begin Information shown

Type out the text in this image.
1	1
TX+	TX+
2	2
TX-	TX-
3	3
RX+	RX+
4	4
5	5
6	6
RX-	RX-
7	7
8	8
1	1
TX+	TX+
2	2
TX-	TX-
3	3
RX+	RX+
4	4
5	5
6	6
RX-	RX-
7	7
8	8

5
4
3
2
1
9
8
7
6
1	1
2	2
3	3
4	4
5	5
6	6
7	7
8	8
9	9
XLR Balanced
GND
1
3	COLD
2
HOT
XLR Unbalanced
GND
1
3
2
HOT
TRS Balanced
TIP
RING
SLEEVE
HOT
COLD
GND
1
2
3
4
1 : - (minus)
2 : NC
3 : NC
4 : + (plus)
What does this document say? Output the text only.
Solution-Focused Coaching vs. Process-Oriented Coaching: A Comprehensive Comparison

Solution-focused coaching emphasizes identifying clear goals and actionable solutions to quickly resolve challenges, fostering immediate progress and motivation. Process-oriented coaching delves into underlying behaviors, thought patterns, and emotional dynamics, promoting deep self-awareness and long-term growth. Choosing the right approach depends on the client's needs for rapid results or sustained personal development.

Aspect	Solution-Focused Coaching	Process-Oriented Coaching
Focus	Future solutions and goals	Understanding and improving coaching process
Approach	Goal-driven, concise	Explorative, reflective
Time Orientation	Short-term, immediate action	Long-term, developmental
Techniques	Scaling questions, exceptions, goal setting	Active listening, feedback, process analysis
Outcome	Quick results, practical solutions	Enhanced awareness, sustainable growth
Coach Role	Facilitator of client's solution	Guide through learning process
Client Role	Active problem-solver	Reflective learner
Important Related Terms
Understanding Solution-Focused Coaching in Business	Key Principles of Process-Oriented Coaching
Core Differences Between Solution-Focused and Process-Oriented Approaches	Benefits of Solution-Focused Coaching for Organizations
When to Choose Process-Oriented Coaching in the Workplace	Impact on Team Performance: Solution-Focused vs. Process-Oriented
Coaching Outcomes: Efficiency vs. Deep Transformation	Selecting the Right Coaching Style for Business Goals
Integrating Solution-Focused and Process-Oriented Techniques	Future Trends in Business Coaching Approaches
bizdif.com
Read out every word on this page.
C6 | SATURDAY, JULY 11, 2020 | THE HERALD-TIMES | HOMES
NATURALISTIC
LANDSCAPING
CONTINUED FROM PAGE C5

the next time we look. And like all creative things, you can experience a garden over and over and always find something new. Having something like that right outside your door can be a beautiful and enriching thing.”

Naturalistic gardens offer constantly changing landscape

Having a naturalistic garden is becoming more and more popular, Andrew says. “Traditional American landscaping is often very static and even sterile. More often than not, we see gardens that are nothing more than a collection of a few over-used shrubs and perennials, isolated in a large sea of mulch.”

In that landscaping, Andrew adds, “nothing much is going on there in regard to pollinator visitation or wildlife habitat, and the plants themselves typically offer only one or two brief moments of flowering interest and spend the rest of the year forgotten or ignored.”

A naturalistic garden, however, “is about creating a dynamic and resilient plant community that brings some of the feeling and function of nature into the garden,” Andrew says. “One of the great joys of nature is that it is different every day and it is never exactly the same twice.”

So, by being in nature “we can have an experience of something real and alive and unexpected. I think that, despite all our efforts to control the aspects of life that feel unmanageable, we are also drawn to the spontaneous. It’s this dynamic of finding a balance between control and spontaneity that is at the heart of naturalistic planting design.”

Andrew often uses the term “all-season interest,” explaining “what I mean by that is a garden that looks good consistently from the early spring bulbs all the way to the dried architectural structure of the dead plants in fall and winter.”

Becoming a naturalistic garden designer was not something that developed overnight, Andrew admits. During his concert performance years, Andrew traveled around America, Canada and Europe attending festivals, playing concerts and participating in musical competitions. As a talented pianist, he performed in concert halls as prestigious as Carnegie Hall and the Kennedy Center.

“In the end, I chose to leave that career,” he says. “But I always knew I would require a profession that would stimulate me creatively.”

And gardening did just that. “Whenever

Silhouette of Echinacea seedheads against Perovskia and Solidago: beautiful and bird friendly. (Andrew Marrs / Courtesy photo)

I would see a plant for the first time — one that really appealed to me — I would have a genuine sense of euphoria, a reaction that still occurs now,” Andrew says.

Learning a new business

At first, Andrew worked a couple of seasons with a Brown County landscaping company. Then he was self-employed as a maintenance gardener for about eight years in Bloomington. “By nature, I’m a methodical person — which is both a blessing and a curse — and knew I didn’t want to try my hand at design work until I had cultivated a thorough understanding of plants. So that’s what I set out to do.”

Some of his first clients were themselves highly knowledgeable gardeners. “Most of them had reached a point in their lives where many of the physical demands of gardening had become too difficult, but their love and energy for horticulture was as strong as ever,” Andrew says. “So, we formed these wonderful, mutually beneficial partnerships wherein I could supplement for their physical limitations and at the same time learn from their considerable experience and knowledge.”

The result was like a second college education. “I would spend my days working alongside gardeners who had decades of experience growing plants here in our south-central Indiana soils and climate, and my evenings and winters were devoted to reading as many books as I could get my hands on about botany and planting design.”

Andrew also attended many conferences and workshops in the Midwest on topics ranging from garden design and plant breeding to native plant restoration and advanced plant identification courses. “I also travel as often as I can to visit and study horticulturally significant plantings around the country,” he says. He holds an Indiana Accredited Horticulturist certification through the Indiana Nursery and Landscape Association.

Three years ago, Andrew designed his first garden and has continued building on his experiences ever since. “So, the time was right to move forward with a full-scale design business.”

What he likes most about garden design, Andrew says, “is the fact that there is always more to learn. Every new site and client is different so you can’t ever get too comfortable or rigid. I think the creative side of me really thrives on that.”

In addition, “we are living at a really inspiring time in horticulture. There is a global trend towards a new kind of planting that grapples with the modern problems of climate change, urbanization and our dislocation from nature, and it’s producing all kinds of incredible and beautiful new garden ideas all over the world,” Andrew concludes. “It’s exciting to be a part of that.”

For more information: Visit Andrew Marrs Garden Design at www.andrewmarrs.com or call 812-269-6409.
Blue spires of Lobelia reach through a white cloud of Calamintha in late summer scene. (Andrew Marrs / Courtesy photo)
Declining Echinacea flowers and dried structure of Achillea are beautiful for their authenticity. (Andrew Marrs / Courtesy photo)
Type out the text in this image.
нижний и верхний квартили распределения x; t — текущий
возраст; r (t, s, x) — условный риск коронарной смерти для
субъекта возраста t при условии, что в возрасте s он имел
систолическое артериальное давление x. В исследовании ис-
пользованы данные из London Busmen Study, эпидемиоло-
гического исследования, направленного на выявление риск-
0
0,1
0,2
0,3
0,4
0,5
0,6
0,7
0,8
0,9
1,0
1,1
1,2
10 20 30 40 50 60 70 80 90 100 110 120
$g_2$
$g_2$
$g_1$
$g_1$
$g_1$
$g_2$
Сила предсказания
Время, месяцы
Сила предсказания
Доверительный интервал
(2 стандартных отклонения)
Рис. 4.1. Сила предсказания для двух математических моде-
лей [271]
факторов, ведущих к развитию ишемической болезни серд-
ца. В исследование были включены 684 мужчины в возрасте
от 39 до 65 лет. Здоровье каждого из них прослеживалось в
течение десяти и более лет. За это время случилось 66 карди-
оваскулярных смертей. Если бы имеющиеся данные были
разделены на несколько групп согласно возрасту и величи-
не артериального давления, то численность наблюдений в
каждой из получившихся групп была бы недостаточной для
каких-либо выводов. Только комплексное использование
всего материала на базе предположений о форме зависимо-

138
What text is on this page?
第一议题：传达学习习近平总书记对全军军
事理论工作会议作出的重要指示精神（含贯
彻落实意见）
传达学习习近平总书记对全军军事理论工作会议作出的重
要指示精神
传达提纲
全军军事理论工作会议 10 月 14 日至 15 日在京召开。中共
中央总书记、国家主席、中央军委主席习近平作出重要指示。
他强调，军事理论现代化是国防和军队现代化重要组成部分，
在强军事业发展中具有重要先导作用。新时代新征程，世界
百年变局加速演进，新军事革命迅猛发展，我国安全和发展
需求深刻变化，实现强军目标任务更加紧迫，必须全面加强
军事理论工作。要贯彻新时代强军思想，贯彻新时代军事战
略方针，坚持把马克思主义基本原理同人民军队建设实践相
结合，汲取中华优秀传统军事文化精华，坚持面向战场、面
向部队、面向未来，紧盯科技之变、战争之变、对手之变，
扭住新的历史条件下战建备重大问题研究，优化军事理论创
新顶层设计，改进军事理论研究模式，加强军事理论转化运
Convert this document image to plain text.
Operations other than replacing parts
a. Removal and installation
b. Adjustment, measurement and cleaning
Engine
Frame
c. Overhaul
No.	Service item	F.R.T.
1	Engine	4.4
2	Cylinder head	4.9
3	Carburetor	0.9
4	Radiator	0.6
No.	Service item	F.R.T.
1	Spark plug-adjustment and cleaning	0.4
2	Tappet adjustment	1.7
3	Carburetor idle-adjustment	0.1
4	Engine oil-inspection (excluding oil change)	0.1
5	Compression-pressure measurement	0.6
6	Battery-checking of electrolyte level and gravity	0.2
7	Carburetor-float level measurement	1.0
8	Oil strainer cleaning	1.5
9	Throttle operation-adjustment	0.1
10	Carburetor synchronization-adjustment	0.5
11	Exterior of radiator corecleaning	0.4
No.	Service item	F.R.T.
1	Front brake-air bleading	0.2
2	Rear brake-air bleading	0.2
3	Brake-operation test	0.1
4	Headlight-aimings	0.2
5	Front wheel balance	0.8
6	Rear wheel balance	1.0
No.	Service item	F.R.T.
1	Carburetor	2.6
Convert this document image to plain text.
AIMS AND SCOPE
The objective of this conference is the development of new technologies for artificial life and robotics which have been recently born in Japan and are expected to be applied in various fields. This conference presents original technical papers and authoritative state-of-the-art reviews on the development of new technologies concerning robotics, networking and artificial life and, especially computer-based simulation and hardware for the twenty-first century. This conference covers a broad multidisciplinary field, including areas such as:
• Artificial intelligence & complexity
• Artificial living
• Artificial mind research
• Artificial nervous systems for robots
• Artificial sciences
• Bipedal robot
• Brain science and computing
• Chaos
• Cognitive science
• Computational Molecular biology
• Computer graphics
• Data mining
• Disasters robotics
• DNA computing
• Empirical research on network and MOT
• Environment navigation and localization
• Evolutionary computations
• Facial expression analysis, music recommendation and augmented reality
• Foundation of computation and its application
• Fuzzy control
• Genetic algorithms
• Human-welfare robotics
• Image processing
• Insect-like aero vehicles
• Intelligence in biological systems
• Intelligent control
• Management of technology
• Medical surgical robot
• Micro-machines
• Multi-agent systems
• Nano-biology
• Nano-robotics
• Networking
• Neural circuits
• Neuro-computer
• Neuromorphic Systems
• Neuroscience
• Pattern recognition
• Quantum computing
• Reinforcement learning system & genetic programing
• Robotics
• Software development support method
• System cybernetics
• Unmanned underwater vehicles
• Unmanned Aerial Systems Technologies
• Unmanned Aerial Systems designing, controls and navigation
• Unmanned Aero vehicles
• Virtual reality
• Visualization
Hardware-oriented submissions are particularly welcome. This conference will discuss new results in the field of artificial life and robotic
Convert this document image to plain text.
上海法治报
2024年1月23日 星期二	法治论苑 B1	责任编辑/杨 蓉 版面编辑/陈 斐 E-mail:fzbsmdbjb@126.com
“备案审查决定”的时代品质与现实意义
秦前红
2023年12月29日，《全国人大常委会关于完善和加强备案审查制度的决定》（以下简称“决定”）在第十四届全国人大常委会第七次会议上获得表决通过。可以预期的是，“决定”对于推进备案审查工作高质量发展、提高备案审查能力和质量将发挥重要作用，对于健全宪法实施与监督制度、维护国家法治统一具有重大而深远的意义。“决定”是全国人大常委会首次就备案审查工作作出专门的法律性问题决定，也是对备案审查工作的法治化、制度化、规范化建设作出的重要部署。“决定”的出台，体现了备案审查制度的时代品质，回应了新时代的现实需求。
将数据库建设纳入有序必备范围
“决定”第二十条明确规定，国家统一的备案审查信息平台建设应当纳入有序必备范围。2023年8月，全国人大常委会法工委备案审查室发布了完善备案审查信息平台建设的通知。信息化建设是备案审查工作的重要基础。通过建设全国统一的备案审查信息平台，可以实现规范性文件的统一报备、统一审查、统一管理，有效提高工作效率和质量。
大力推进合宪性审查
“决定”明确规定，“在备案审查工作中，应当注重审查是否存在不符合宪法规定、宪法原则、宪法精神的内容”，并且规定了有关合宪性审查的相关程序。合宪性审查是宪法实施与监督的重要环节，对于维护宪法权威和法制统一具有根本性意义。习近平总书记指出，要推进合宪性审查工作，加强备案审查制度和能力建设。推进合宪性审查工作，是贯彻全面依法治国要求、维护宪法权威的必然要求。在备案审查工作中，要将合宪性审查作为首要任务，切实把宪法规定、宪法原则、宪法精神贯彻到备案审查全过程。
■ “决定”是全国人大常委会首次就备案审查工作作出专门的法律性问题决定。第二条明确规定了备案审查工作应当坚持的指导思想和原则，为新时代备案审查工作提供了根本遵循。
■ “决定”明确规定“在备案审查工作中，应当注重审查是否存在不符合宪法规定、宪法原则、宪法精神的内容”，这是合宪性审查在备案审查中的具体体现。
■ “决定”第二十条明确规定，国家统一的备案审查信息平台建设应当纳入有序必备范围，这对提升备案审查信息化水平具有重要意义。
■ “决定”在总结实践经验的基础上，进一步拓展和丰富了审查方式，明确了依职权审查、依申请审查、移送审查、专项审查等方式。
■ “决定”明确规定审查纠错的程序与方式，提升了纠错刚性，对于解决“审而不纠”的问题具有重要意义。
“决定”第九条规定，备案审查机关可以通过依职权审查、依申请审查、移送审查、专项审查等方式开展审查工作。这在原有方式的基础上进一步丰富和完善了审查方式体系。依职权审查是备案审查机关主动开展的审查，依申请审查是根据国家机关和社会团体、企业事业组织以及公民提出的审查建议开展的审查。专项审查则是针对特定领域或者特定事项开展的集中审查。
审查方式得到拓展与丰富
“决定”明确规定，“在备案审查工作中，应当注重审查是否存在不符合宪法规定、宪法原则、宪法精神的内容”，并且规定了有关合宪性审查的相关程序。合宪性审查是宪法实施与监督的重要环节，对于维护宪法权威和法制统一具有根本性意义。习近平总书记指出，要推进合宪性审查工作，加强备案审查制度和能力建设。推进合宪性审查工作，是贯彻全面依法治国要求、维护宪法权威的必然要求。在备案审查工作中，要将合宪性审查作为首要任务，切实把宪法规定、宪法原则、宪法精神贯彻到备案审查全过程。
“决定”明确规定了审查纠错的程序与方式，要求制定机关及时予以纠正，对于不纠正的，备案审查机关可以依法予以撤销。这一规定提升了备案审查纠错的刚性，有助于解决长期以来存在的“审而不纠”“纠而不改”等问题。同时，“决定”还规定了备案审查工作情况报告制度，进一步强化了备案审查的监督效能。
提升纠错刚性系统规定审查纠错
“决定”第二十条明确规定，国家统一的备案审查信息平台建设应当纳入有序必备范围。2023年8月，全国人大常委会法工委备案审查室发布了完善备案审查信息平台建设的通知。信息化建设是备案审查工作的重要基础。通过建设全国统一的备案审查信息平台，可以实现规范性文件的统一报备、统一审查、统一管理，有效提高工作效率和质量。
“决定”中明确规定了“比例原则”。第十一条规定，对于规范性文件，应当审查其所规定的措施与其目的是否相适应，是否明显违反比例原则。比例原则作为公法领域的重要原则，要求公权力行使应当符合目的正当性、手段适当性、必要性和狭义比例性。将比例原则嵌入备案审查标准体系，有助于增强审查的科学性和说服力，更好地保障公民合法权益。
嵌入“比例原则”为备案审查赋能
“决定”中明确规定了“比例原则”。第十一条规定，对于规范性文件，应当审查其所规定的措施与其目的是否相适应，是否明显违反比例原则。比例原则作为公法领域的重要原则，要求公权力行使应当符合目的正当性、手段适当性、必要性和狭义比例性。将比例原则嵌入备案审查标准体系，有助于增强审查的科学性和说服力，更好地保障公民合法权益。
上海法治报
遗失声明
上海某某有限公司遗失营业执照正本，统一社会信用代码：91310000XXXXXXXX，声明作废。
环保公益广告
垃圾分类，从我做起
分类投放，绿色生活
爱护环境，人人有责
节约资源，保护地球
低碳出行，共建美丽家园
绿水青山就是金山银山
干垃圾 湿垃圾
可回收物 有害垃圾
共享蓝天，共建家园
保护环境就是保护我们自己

end Information shown

# [Exercise]
Pick out each line in the material containing "beautiful".

# [Task response]
the next time we look. And like all creative things, you can experience a garden over and over and always find something new. Having something like that right outside your door can be a beautiful and enriching thing.”
Silhouette of Echinacea seedheads against Perovskia and Solidago: beautiful and bird friendly. (Andrew Marrs / Courtesy photo)
In addition, “we are living at a really inspiring time in horticulture. There is a global trend towards a new kind of planting that grapples with the modern problems of climate change, urbanization and our dislocation from nature, and it’s producing all kinds of incredible and beautiful new garden ideas all over the world,” Andrew concludes. “It’s exciting to be a part of that.”
Declining Echinacea flowers and dried structure of Achillea are beautiful for their authenticity. (Andrew Marrs / Courtesy photo)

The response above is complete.